START DATASET ENTRIES

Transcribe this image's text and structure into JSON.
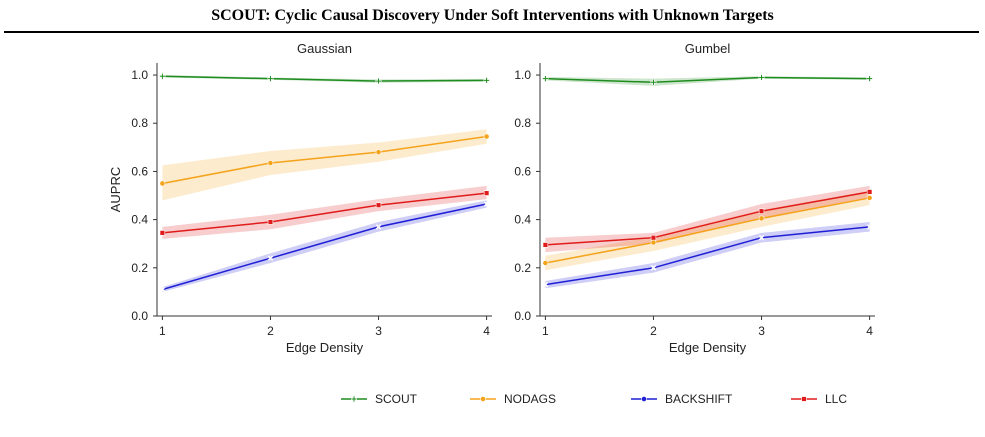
{
  "header": {
    "title": "SCOUT: Cyclic Causal Discovery Under Soft Interventions with Unknown Targets"
  },
  "legend": {
    "items": [
      {
        "name": "SCOUT",
        "color": "#1e8c1e",
        "marker": "plus"
      },
      {
        "name": "NODAGS",
        "color": "#f5a31a",
        "marker": "circle"
      },
      {
        "name": "BACKSHIFT",
        "color": "#1f1fd6",
        "marker": "x"
      },
      {
        "name": "LLC",
        "color": "#e01b1b",
        "marker": "square"
      }
    ]
  },
  "chart_data": [
    {
      "type": "line",
      "title": "Gaussian",
      "xlabel": "Edge Density",
      "ylabel": "AUPRC",
      "x": [
        1,
        2,
        3,
        4
      ],
      "xlim": [
        0.95,
        4.05
      ],
      "ylim": [
        0.0,
        1.05
      ],
      "yticks": [
        "0.0",
        "0.2",
        "0.4",
        "0.6",
        "0.8",
        "1.0"
      ],
      "xticks": [
        "1",
        "2",
        "3",
        "4"
      ],
      "grid": false,
      "series": [
        {
          "name": "SCOUT",
          "values": [
            0.995,
            0.985,
            0.975,
            0.978
          ],
          "lower": [
            0.99,
            0.98,
            0.968,
            0.972
          ],
          "upper": [
            1.0,
            0.99,
            0.982,
            0.984
          ]
        },
        {
          "name": "NODAGS",
          "values": [
            0.55,
            0.635,
            0.68,
            0.745
          ],
          "lower": [
            0.48,
            0.585,
            0.64,
            0.715
          ],
          "upper": [
            0.625,
            0.685,
            0.72,
            0.775
          ]
        },
        {
          "name": "BACKSHIFT",
          "values": [
            0.11,
            0.24,
            0.37,
            0.465
          ],
          "lower": [
            0.1,
            0.22,
            0.35,
            0.45
          ],
          "upper": [
            0.12,
            0.26,
            0.39,
            0.48
          ]
        },
        {
          "name": "LLC",
          "values": [
            0.345,
            0.39,
            0.46,
            0.51
          ],
          "lower": [
            0.32,
            0.36,
            0.435,
            0.485
          ],
          "upper": [
            0.37,
            0.42,
            0.485,
            0.54
          ]
        }
      ]
    },
    {
      "type": "line",
      "title": "Gumbel",
      "xlabel": "Edge Density",
      "ylabel": "",
      "x": [
        1,
        2,
        3,
        4
      ],
      "xlim": [
        0.95,
        4.05
      ],
      "ylim": [
        0.0,
        1.05
      ],
      "yticks": [
        "0.0",
        "0.2",
        "0.4",
        "0.6",
        "0.8",
        "1.0"
      ],
      "xticks": [
        "1",
        "2",
        "3",
        "4"
      ],
      "grid": false,
      "series": [
        {
          "name": "SCOUT",
          "values": [
            0.985,
            0.97,
            0.99,
            0.985
          ],
          "lower": [
            0.978,
            0.955,
            0.985,
            0.98
          ],
          "upper": [
            0.992,
            0.985,
            0.995,
            0.99
          ]
        },
        {
          "name": "NODAGS",
          "values": [
            0.22,
            0.305,
            0.405,
            0.49
          ],
          "lower": [
            0.19,
            0.27,
            0.37,
            0.46
          ],
          "upper": [
            0.25,
            0.33,
            0.44,
            0.52
          ]
        },
        {
          "name": "BACKSHIFT",
          "values": [
            0.13,
            0.2,
            0.325,
            0.37
          ],
          "lower": [
            0.115,
            0.18,
            0.305,
            0.35
          ],
          "upper": [
            0.145,
            0.22,
            0.345,
            0.39
          ]
        },
        {
          "name": "LLC",
          "values": [
            0.295,
            0.325,
            0.435,
            0.515
          ],
          "lower": [
            0.265,
            0.3,
            0.405,
            0.49
          ],
          "upper": [
            0.325,
            0.345,
            0.465,
            0.54
          ]
        }
      ]
    }
  ]
}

END DATASET ENTRIES

:: TASK OBJECTIVE ::
Reproduce each line exactly as it appears, omitting the pictures.

:: SOLUTION TO THE PROBLEM ::
Transcribe this image's text and structure into JSON.
{
  "header": {
    "title": "SCOUT: Cyclic Causal Discovery Under Soft Interventions with Unknown Targets"
  },
  "legend": {
    "items": [
      {
        "name": "SCOUT",
        "color": "#1e8c1e",
        "marker": "plus"
      },
      {
        "name": "NODAGS",
        "color": "#f5a31a",
        "marker": "circle"
      },
      {
        "name": "BACKSHIFT",
        "color": "#1f1fd6",
        "marker": "x"
      },
      {
        "name": "LLC",
        "color": "#e01b1b",
        "marker": "square"
      }
    ]
  },
  "chart_data": [
    {
      "type": "line",
      "title": "Gaussian",
      "xlabel": "Edge Density",
      "ylabel": "AUPRC",
      "x": [
        1,
        2,
        3,
        4
      ],
      "xlim": [
        0.95,
        4.05
      ],
      "ylim": [
        0.0,
        1.05
      ],
      "yticks": [
        "0.0",
        "0.2",
        "0.4",
        "0.6",
        "0.8",
        "1.0"
      ],
      "xticks": [
        "1",
        "2",
        "3",
        "4"
      ],
      "grid": false,
      "series": [
        {
          "name": "SCOUT",
          "values": [
            0.995,
            0.985,
            0.975,
            0.978
          ],
          "lower": [
            0.99,
            0.98,
            0.968,
            0.972
          ],
          "upper": [
            1.0,
            0.99,
            0.982,
            0.984
          ]
        },
        {
          "name": "NODAGS",
          "values": [
            0.55,
            0.635,
            0.68,
            0.745
          ],
          "lower": [
            0.48,
            0.585,
            0.64,
            0.715
          ],
          "upper": [
            0.625,
            0.685,
            0.72,
            0.775
          ]
        },
        {
          "name": "BACKSHIFT",
          "values": [
            0.11,
            0.24,
            0.37,
            0.465
          ],
          "lower": [
            0.1,
            0.22,
            0.35,
            0.45
          ],
          "upper": [
            0.12,
            0.26,
            0.39,
            0.48
          ]
        },
        {
          "name": "LLC",
          "values": [
            0.345,
            0.39,
            0.46,
            0.51
          ],
          "lower": [
            0.32,
            0.36,
            0.435,
            0.485
          ],
          "upper": [
            0.37,
            0.42,
            0.485,
            0.54
          ]
        }
      ]
    },
    {
      "type": "line",
      "title": "Gumbel",
      "xlabel": "Edge Density",
      "ylabel": "",
      "x": [
        1,
        2,
        3,
        4
      ],
      "xlim": [
        0.95,
        4.05
      ],
      "ylim": [
        0.0,
        1.05
      ],
      "yticks": [
        "0.0",
        "0.2",
        "0.4",
        "0.6",
        "0.8",
        "1.0"
      ],
      "xticks": [
        "1",
        "2",
        "3",
        "4"
      ],
      "grid": false,
      "series": [
        {
          "name": "SCOUT",
          "values": [
            0.985,
            0.97,
            0.99,
            0.985
          ],
          "lower": [
            0.978,
            0.955,
            0.985,
            0.98
          ],
          "upper": [
            0.992,
            0.985,
            0.995,
            0.99
          ]
        },
        {
          "name": "NODAGS",
          "values": [
            0.22,
            0.305,
            0.405,
            0.49
          ],
          "lower": [
            0.19,
            0.27,
            0.37,
            0.46
          ],
          "upper": [
            0.25,
            0.33,
            0.44,
            0.52
          ]
        },
        {
          "name": "BACKSHIFT",
          "values": [
            0.13,
            0.2,
            0.325,
            0.37
          ],
          "lower": [
            0.115,
            0.18,
            0.305,
            0.35
          ],
          "upper": [
            0.145,
            0.22,
            0.345,
            0.39
          ]
        },
        {
          "name": "LLC",
          "values": [
            0.295,
            0.325,
            0.435,
            0.515
          ],
          "lower": [
            0.265,
            0.3,
            0.405,
            0.49
          ],
          "upper": [
            0.325,
            0.345,
            0.465,
            0.54
          ]
        }
      ]
    }
  ]
}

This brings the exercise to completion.